[Exercise details]
Copy the entries below word for word, from their first line through the line containing "211, 593, 214]", with that line included.

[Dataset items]
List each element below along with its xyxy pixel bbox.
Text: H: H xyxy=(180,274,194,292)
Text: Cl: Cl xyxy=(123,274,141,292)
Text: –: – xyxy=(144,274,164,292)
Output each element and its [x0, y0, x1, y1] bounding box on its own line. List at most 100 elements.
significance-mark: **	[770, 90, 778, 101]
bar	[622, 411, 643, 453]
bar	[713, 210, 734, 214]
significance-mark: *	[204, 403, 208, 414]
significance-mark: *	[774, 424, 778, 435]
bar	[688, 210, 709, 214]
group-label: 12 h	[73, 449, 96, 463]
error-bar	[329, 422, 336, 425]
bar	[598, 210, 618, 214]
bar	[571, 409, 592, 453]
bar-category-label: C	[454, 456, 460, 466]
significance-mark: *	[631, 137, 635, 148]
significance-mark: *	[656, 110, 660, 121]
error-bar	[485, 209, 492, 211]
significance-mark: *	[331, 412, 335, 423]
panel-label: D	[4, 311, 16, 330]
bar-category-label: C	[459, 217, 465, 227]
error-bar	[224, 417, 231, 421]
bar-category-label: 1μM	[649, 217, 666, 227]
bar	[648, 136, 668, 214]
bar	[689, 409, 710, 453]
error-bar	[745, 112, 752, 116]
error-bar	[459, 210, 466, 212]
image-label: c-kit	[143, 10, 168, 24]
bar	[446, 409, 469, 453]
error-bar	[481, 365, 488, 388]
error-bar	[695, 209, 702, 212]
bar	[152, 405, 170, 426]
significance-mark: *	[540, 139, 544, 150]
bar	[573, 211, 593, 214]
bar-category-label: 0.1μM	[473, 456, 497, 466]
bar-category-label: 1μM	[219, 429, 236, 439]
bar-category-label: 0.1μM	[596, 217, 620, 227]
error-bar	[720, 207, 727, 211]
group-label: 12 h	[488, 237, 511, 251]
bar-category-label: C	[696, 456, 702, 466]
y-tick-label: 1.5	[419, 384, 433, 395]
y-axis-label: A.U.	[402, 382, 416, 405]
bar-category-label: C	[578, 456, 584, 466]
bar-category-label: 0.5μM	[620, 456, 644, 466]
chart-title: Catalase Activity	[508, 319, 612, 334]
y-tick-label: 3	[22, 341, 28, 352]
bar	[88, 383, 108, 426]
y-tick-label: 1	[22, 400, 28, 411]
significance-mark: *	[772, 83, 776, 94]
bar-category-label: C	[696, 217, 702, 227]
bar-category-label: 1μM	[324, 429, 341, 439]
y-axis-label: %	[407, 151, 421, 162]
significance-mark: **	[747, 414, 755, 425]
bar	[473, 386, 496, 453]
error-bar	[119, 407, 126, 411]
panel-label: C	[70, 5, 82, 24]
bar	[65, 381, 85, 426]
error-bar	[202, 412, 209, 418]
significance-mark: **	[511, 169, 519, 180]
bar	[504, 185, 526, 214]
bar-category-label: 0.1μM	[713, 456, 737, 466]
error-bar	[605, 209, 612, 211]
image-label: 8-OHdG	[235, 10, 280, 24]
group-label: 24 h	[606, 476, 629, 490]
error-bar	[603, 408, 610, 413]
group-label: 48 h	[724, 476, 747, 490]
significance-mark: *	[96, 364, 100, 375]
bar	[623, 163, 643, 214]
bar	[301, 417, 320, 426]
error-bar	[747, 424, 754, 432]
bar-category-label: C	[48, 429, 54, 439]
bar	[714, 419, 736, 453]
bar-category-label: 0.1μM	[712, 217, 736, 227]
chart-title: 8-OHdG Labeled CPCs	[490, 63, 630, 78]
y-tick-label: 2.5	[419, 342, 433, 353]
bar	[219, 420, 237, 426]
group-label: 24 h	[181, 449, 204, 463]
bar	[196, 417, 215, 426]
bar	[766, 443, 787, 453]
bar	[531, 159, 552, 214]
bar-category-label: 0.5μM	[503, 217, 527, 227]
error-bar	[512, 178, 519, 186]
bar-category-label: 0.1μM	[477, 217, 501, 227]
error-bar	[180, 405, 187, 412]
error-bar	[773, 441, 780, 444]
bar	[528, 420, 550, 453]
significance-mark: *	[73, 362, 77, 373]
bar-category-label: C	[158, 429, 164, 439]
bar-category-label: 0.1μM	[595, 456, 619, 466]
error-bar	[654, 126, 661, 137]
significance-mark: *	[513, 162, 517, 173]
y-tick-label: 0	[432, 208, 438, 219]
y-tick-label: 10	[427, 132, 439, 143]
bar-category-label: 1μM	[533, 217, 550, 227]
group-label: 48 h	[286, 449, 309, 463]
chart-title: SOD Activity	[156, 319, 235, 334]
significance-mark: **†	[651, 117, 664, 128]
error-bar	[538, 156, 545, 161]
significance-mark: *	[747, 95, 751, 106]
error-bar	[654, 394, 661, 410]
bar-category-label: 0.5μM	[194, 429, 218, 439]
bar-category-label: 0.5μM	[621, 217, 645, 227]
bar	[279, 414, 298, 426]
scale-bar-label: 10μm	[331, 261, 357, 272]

[Exercise solution]
List each element below along with its xyxy pixel bbox.
Text: H: H xyxy=(180,274,194,292)
Text: Cl: Cl xyxy=(123,274,141,292)
Text: –: – xyxy=(144,274,164,292)
Output each element and its [x0, y0, x1, y1] bounding box on its own line. List at most 100 elements.
significance-mark: **	[770, 90, 778, 101]
bar	[622, 411, 643, 453]
bar	[713, 210, 734, 214]
significance-mark: *	[204, 403, 208, 414]
significance-mark: *	[774, 424, 778, 435]
bar	[688, 210, 709, 214]
group-label: 12 h	[73, 449, 96, 463]
error-bar	[329, 422, 336, 425]
bar	[598, 210, 618, 214]
bar	[571, 409, 592, 453]
bar-category-label: C	[454, 456, 460, 466]
significance-mark: *	[631, 137, 635, 148]
significance-mark: *	[656, 110, 660, 121]
error-bar	[485, 209, 492, 211]
significance-mark: *	[331, 412, 335, 423]
panel-label: D	[4, 311, 16, 330]
bar-category-label: C	[459, 217, 465, 227]
error-bar	[224, 417, 231, 421]
bar-category-label: 1μM	[649, 217, 666, 227]
bar	[648, 136, 668, 214]
bar	[689, 409, 710, 453]
error-bar	[745, 112, 752, 116]
error-bar	[459, 210, 466, 212]
image-label: c-kit	[143, 10, 168, 24]
bar	[446, 409, 469, 453]
error-bar	[481, 365, 488, 388]
error-bar	[695, 209, 702, 212]
bar	[152, 405, 170, 426]
significance-mark: *	[540, 139, 544, 150]
bar	[573, 211, 593, 214]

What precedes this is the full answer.